PROBLEM
Read the data and repeat all of it exactly.

[Stored records]
....

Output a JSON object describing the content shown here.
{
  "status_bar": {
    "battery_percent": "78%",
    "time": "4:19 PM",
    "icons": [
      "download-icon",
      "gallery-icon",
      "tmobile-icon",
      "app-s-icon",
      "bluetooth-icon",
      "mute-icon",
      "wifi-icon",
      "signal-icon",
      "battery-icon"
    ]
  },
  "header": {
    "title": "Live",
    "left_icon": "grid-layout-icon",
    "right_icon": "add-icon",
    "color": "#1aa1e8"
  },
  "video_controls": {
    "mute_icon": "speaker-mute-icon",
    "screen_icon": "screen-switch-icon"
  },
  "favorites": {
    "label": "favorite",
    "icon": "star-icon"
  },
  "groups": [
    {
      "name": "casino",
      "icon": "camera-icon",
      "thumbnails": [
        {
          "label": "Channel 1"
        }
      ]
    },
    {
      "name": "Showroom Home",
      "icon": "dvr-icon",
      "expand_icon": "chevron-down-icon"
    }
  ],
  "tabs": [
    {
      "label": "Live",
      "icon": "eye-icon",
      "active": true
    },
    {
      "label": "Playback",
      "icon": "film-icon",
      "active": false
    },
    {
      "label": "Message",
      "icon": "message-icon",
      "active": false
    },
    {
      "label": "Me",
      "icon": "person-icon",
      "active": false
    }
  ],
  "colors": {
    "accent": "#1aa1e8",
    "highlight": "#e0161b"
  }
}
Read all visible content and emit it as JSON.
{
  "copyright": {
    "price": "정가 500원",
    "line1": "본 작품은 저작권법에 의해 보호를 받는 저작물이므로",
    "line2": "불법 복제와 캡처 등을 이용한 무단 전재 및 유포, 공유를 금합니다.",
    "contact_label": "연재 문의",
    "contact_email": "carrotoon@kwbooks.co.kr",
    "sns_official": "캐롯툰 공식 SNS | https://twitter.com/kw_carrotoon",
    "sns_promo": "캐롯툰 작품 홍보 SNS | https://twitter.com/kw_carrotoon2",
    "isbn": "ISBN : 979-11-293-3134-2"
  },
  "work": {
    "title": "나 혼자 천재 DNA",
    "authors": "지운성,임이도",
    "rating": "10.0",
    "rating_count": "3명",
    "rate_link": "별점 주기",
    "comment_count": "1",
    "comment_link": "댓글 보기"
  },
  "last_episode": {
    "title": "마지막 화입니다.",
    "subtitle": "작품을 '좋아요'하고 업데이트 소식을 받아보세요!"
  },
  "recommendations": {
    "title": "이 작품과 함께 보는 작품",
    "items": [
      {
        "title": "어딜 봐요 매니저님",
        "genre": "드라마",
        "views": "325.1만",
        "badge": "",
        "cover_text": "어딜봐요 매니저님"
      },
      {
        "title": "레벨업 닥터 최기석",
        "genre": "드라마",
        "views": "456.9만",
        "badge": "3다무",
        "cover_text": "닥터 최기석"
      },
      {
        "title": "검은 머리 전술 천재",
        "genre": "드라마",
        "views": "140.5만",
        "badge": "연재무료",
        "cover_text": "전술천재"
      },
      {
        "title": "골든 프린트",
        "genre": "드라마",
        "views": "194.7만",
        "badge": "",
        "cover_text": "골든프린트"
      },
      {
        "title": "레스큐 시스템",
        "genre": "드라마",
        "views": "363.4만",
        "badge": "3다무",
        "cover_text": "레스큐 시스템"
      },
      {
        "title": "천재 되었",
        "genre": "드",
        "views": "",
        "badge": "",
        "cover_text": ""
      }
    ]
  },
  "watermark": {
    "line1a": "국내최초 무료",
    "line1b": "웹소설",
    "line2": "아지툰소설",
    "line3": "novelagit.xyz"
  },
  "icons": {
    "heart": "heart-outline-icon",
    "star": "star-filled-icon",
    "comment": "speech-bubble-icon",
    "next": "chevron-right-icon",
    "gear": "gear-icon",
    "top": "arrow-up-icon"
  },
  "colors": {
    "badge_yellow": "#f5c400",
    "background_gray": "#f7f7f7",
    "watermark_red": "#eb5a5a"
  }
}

....

EXERCISE ANSWER
Output a JSON object describing the content shown here.
{
  "status_bar": {
    "battery_percent": "78%",
    "time": "4:19 PM",
    "icons": [
      "download-icon",
      "gallery-icon",
      "tmobile-icon",
      "app-s-icon",
      "bluetooth-icon",
      "mute-icon",
      "wifi-icon",
      "signal-icon",
      "battery-icon"
    ]
  },
  "header": {
    "title": "Live",
    "left_icon": "grid-layout-icon",
    "right_icon": "add-icon",
    "color": "#1aa1e8"
  },
  "video_controls": {
    "mute_icon": "speaker-mute-icon",
    "screen_icon": "screen-switch-icon"
  },
  "favorites": {
    "label": "favorite",
    "icon": "star-icon"
  },
  "groups": [
    {
      "name": "casino",
      "icon": "camera-icon",
      "thumbnails": [
        {
          "label": "Channel 1"
        }
      ]
    },
    {
      "name": "Showroom Home",
      "icon": "dvr-icon",
      "expand_icon": "chevron-down-icon"
    }
  ],
  "tabs": [
    {
      "label": "Live",
      "icon": "eye-icon",
      "active": true
    },
    {
      "label": "Playback",
      "icon": "film-icon",
      "active": false
    },
    {
      "label": "Message",
      "icon": "message-icon",
      "active": false
    },
    {
      "label": "Me",
      "icon": "person-icon",
      "active": false
    }
  ],
  "colors": {
    "accent": "#1aa1e8",
    "highlight": "#e0161b"
  }
}
Read all visible content and emit it as JSON.
{
  "copyright": {
    "price": "정가 500원",
    "line1": "본 작품은 저작권법에 의해 보호를 받는 저작물이므로",
    "line2": "불법 복제와 캡처 등을 이용한 무단 전재 및 유포, 공유를 금합니다.",
    "contact_label": "연재 문의",
    "contact_email": "carrotoon@kwbooks.co.kr",
    "sns_official": "캐롯툰 공식 SNS | https://twitter.com/kw_carrotoon",
    "sns_promo": "캐롯툰 작품 홍보 SNS | https://twitter.com/kw_carrotoon2",
    "isbn": "ISBN : 979-11-293-3134-2"
  },
  "work": {
    "title": "나 혼자 천재 DNA",
    "authors": "지운성,임이도",
    "rating": "10.0",
    "rating_count": "3명",
    "rate_link": "별점 주기",
    "comment_count": "1",
    "comment_link": "댓글 보기"
  },
  "last_episode": {
    "title": "마지막 화입니다.",
    "subtitle": "작품을 '좋아요'하고 업데이트 소식을 받아보세요!"
  },
  "recommendations": {
    "title": "이 작품과 함께 보는 작품",
    "items": [
      {
        "title": "어딜 봐요 매니저님",
        "genre": "드라마",
        "views": "325.1만",
        "badge": "",
        "cover_text": "어딜봐요 매니저님"
      },
      {
        "title": "레벨업 닥터 최기석",
        "genre": "드라마",
        "views": "456.9만",
        "badge": "3다무",
        "cover_text": "닥터 최기석"
      },
      {
        "title": "검은 머리 전술 천재",
        "genre": "드라마",
        "views": "140.5만",
        "badge": "연재무료",
        "cover_text": "전술천재"
      },
      {
        "title": "골든 프린트",
        "genre": "드라마",
        "views": "194.7만",
        "badge": "",
        "cover_text": "골든프린트"
      },
      {
        "title": "레스큐 시스템",
        "genre": "드라마",
        "views": "363.4만",
        "badge": "3다무",
        "cover_text": "레스큐 시스템"
      },
      {
        "title": "천재 되었",
        "genre": "드",
        "views": "",
        "badge": "",
        "cover_text": ""
      }
    ]
  },
  "watermark": {
    "line1a": "국내최초 무료",
    "line1b": "웹소설",
    "line2": "아지툰소설",
    "line3": "novelagit.xyz"
  },
  "icons": {
    "heart": "heart-outline-icon",
    "star": "star-filled-icon",
    "comment": "speech-bubble-icon",
    "next": "chevron-right-icon",
    "gear": "gear-icon",
    "top": "arrow-up-icon"
  },
  "colors": {
    "badge_yellow": "#f5c400",
    "background_gray": "#f7f7f7",
    "watermark_red": "#eb5a5a"
  }
}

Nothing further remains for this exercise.